-- Exercise prompt --
Quote all entries exactly, leaving pictures aside.

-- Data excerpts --
^^^^
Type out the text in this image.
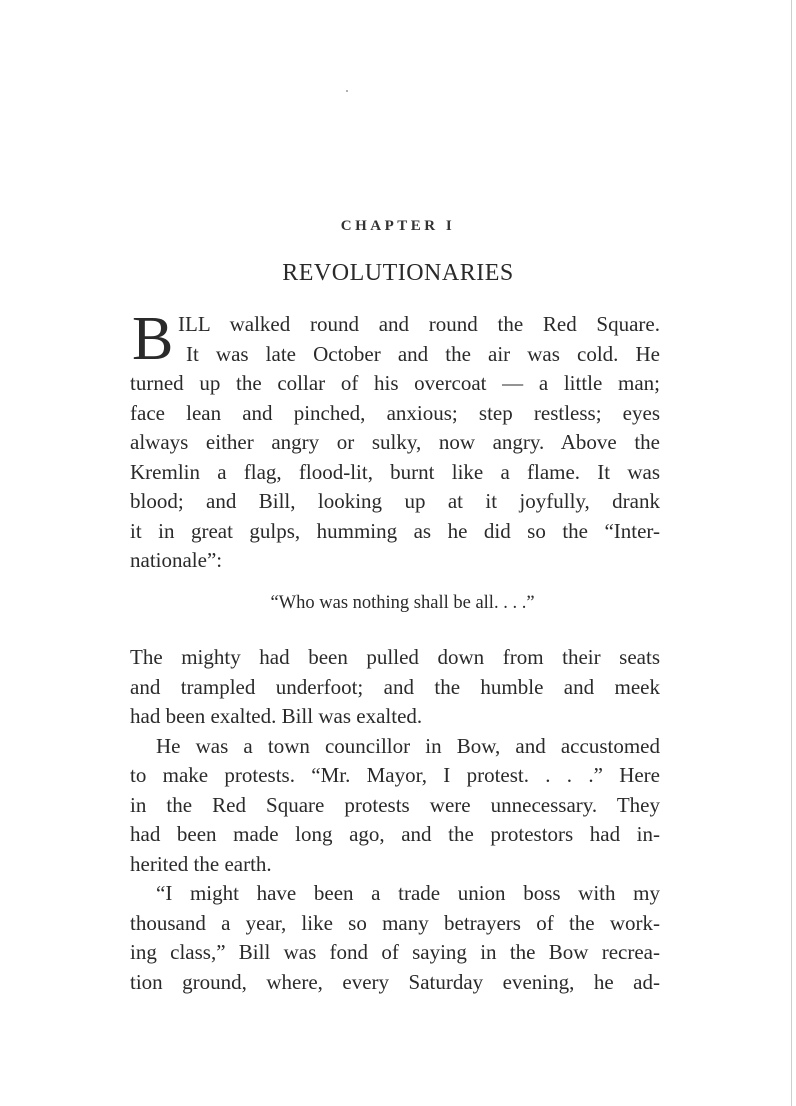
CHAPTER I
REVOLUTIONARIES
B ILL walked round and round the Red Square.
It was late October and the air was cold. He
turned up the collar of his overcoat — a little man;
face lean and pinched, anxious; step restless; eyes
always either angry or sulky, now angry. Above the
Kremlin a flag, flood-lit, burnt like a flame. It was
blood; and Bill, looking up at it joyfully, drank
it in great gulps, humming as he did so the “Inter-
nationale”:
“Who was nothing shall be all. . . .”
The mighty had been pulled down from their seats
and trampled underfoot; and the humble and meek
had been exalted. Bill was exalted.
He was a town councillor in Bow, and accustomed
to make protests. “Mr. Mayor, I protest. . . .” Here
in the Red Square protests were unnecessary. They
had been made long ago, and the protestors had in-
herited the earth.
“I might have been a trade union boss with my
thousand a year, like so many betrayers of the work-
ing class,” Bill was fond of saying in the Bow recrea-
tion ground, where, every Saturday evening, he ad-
^^^^
-- The result --
Type out the text in this image.
CHAPTER I
REVOLUTIONARIES
B ILL walked round and round the Red Square.
It was late October and the air was cold. He
turned up the collar of his overcoat — a little man;
face lean and pinched, anxious; step restless; eyes
always either angry or sulky, now angry. Above the
Kremlin a flag, flood-lit, burnt like a flame. It was
blood; and Bill, looking up at it joyfully, drank
it in great gulps, humming as he did so the “Inter-
nationale”:
“Who was nothing shall be all. . . .”
The mighty had been pulled down from their seats
and trampled underfoot; and the humble and meek
had been exalted. Bill was exalted.
He was a town councillor in Bow, and accustomed
to make protests. “Mr. Mayor, I protest. . . .” Here
in the Red Square protests were unnecessary. They
had been made long ago, and the protestors had in-
herited the earth.
“I might have been a trade union boss with my
thousand a year, like so many betrayers of the work-
ing class,” Bill was fond of saying in the Bow recrea-
tion ground, where, every Saturday evening, he ad-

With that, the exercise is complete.